*EXERCISE REQUIREMENTS:*
Your task is to output all the records below, word for word.

*MATERIAL FOR THIS TASK:*

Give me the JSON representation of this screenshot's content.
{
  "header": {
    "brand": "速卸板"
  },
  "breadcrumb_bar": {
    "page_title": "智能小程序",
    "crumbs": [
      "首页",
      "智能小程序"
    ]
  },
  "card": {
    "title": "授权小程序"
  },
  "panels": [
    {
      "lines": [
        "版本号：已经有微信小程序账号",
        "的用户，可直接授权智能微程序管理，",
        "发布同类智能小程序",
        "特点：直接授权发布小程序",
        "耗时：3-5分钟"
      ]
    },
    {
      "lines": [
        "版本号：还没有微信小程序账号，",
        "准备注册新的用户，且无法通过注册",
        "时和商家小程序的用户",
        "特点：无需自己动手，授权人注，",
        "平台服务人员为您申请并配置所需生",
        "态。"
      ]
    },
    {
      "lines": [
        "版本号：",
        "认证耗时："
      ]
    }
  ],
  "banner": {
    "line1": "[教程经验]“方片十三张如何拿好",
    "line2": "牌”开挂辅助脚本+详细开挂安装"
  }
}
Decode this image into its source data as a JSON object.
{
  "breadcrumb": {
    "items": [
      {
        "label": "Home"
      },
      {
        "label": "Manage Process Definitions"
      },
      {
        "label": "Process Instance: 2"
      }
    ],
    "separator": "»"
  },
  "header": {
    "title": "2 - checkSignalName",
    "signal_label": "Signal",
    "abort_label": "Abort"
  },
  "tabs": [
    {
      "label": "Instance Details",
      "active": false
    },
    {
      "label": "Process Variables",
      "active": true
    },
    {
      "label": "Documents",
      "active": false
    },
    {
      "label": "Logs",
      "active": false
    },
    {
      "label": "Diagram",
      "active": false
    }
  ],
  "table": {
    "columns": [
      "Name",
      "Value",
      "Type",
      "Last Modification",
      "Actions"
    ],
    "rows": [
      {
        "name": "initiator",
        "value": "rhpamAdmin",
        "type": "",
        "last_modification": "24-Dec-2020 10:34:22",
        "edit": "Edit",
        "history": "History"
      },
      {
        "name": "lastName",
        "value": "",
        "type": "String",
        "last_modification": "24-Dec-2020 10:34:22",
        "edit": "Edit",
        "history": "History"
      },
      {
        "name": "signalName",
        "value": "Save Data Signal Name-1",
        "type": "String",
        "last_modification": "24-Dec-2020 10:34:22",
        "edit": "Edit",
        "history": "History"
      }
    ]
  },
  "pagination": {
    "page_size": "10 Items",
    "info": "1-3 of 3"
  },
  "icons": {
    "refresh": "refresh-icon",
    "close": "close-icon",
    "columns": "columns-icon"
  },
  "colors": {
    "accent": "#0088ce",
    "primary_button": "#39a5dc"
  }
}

*RESULT:*
Give me the JSON representation of this screenshot's content.
{
  "header": {
    "brand": "速卸板"
  },
  "breadcrumb_bar": {
    "page_title": "智能小程序",
    "crumbs": [
      "首页",
      "智能小程序"
    ]
  },
  "card": {
    "title": "授权小程序"
  },
  "panels": [
    {
      "lines": [
        "版本号：已经有微信小程序账号",
        "的用户，可直接授权智能微程序管理，",
        "发布同类智能小程序",
        "特点：直接授权发布小程序",
        "耗时：3-5分钟"
      ]
    },
    {
      "lines": [
        "版本号：还没有微信小程序账号，",
        "准备注册新的用户，且无法通过注册",
        "时和商家小程序的用户",
        "特点：无需自己动手，授权人注，",
        "平台服务人员为您申请并配置所需生",
        "态。"
      ]
    },
    {
      "lines": [
        "版本号：",
        "认证耗时："
      ]
    }
  ],
  "banner": {
    "line1": "[教程经验]“方片十三张如何拿好",
    "line2": "牌”开挂辅助脚本+详细开挂安装"
  }
}
Decode this image into its source data as a JSON object.
{
  "breadcrumb": {
    "items": [
      {
        "label": "Home"
      },
      {
        "label": "Manage Process Definitions"
      },
      {
        "label": "Process Instance: 2"
      }
    ],
    "separator": "»"
  },
  "header": {
    "title": "2 - checkSignalName",
    "signal_label": "Signal",
    "abort_label": "Abort"
  },
  "tabs": [
    {
      "label": "Instance Details",
      "active": false
    },
    {
      "label": "Process Variables",
      "active": true
    },
    {
      "label": "Documents",
      "active": false
    },
    {
      "label": "Logs",
      "active": false
    },
    {
      "label": "Diagram",
      "active": false
    }
  ],
  "table": {
    "columns": [
      "Name",
      "Value",
      "Type",
      "Last Modification",
      "Actions"
    ],
    "rows": [
      {
        "name": "initiator",
        "value": "rhpamAdmin",
        "type": "",
        "last_modification": "24-Dec-2020 10:34:22",
        "edit": "Edit",
        "history": "History"
      },
      {
        "name": "lastName",
        "value": "",
        "type": "String",
        "last_modification": "24-Dec-2020 10:34:22",
        "edit": "Edit",
        "history": "History"
      },
      {
        "name": "signalName",
        "value": "Save Data Signal Name-1",
        "type": "String",
        "last_modification": "24-Dec-2020 10:34:22",
        "edit": "Edit",
        "history": "History"
      }
    ]
  },
  "pagination": {
    "page_size": "10 Items",
    "info": "1-3 of 3"
  },
  "icons": {
    "refresh": "refresh-icon",
    "close": "close-icon",
    "columns": "columns-icon"
  },
  "colors": {
    "accent": "#0088ce",
    "primary_button": "#39a5dc"
  }
}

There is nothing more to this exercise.